### [Aim of the exercise]
The listing below is the input. Say how many of its lines contain "this", giving the number alone.

--------

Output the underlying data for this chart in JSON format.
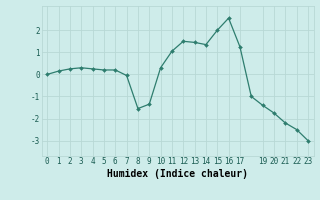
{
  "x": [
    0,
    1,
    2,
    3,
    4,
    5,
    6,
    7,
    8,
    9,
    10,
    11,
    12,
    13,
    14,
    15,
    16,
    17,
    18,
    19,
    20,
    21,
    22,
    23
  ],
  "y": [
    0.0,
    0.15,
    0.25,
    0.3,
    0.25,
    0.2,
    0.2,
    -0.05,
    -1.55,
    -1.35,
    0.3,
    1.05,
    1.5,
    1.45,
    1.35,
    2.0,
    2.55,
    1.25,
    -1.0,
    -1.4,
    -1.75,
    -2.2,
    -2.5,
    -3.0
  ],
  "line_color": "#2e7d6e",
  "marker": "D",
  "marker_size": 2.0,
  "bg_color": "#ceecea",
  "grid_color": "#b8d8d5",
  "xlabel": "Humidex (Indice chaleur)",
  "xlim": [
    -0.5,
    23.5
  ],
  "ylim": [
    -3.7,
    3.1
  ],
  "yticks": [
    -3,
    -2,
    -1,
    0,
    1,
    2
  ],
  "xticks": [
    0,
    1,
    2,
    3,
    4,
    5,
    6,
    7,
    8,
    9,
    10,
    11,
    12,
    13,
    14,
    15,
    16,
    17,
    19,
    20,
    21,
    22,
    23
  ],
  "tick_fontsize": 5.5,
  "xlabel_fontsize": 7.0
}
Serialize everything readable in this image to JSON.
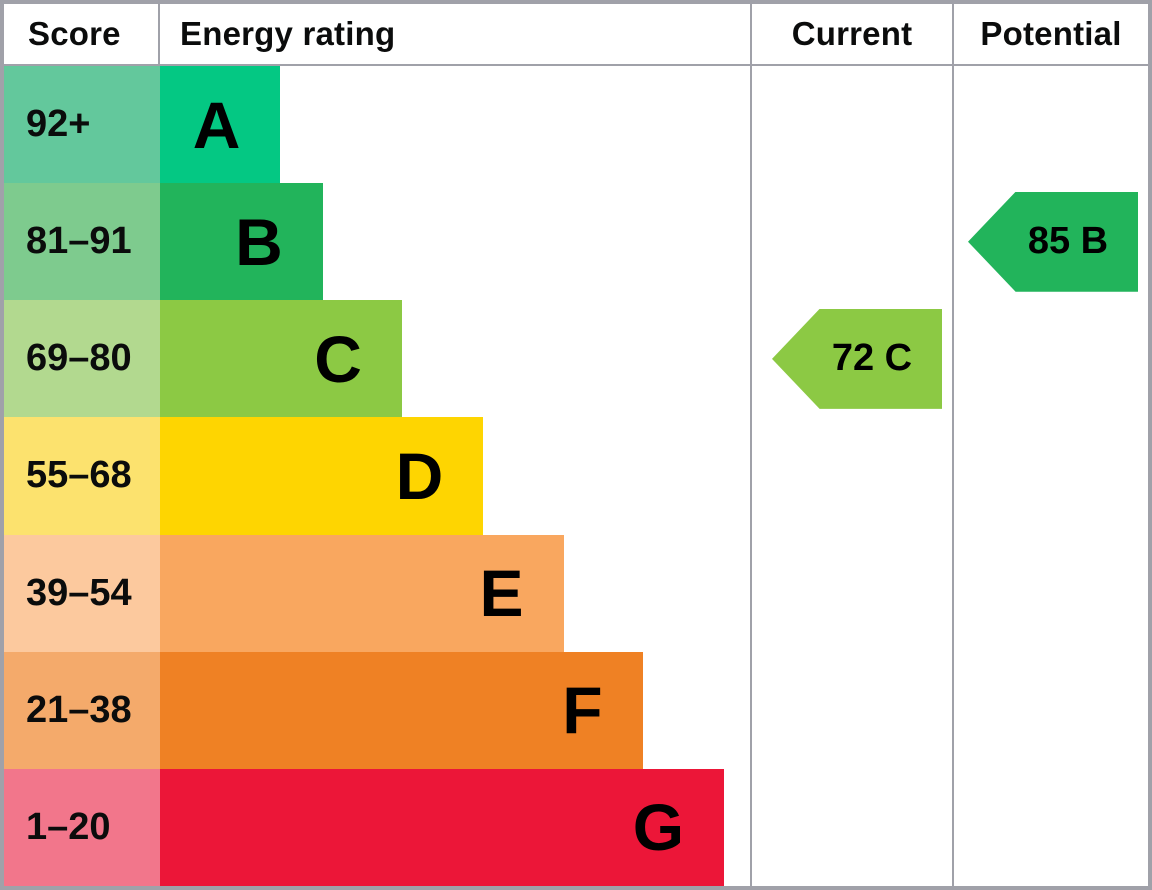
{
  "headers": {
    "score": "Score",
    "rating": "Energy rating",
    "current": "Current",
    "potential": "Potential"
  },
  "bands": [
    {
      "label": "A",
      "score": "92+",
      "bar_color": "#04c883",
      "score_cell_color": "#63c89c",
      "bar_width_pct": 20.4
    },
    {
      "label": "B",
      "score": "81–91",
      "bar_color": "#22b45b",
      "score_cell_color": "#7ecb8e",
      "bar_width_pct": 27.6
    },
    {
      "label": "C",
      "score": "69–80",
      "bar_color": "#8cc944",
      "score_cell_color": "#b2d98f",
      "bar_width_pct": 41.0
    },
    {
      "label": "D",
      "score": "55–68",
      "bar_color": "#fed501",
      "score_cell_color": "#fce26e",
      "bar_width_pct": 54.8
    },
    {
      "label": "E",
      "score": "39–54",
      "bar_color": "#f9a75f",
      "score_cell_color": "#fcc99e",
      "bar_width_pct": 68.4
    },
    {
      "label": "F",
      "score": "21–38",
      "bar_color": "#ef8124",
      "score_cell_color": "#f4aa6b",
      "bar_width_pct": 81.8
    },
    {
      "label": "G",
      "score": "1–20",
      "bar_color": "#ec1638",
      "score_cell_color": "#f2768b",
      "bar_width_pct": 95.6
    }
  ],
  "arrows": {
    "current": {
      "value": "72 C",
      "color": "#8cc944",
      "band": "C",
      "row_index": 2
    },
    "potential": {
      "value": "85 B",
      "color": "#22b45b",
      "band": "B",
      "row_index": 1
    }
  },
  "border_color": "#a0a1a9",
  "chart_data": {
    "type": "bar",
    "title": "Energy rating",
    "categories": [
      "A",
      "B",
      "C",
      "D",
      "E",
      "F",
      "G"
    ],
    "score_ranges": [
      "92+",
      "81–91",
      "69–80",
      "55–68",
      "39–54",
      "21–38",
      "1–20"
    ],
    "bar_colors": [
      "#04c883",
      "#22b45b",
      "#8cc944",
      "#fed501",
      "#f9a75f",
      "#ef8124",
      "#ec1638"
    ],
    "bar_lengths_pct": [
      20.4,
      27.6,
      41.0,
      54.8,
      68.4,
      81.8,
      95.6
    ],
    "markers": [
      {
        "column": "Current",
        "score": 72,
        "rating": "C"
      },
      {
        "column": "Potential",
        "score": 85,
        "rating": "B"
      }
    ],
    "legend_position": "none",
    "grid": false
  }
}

--------

### [Expected output]
2